• Work to do:
Quote all lines below exactly. Images stay out.

• Dataset records:
★ ★ ★ ★
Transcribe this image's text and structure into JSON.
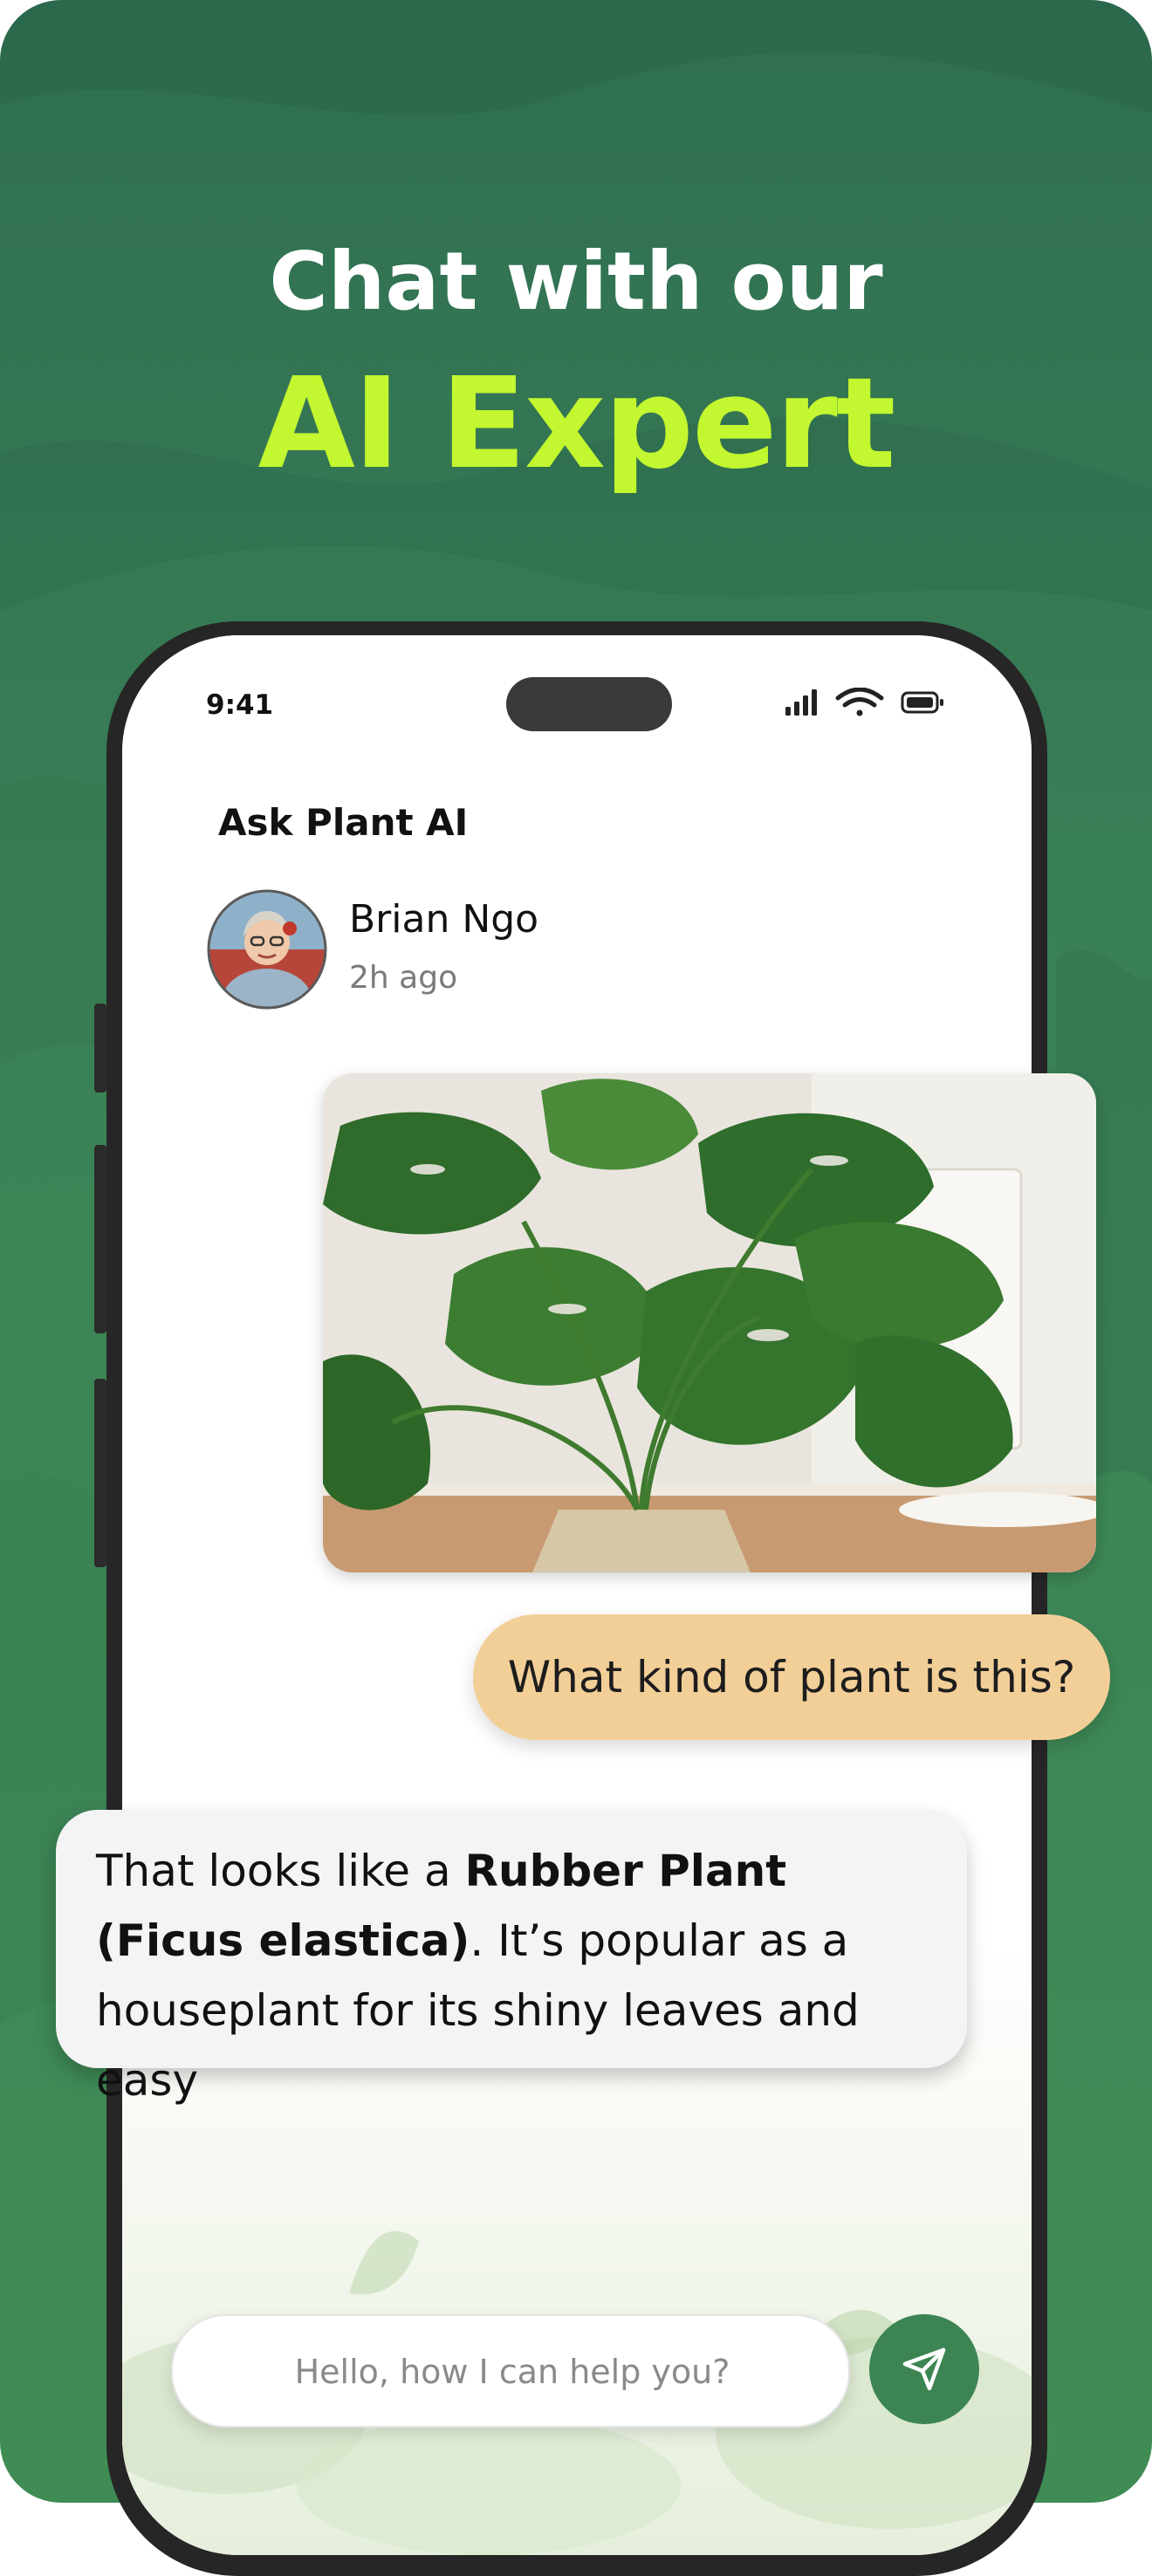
{
  "headline": {
    "line1": "Chat with our",
    "line2": "AI Expert"
  },
  "colors": {
    "background_green": "#3b8356",
    "headline_accent": "#c3f72f",
    "question_bubble": "#f3cf98",
    "send_button": "#3c8553"
  },
  "status_bar": {
    "time": "9:41",
    "icons": [
      "signal-icon",
      "wifi-icon",
      "battery-icon"
    ]
  },
  "chat": {
    "title": "Ask Plant AI",
    "user": {
      "name": "Brian Ngo",
      "time": "2h ago"
    },
    "messages": {
      "question": "What kind of plant is this?",
      "answer": {
        "prefix": "That looks like a ",
        "highlight": "Rubber Plant (Ficus elastica)",
        "suffix": ". It’s popular as a houseplant for its shiny leaves and easy"
      }
    }
  },
  "composer": {
    "placeholder": "Hello, how I can help you?",
    "send_icon": "send-icon"
  }
}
★ ★ ★ ★
• Result:
Transcribe this image's text and structure into JSON.
{
  "headline": {
    "line1": "Chat with our",
    "line2": "AI Expert"
  },
  "colors": {
    "background_green": "#3b8356",
    "headline_accent": "#c3f72f",
    "question_bubble": "#f3cf98",
    "send_button": "#3c8553"
  },
  "status_bar": {
    "time": "9:41",
    "icons": [
      "signal-icon",
      "wifi-icon",
      "battery-icon"
    ]
  },
  "chat": {
    "title": "Ask Plant AI",
    "user": {
      "name": "Brian Ngo",
      "time": "2h ago"
    },
    "messages": {
      "question": "What kind of plant is this?",
      "answer": {
        "prefix": "That looks like a ",
        "highlight": "Rubber Plant (Ficus elastica)",
        "suffix": ". It’s popular as a houseplant for its shiny leaves and easy"
      }
    }
  },
  "composer": {
    "placeholder": "Hello, how I can help you?",
    "send_icon": "send-icon"
  }
}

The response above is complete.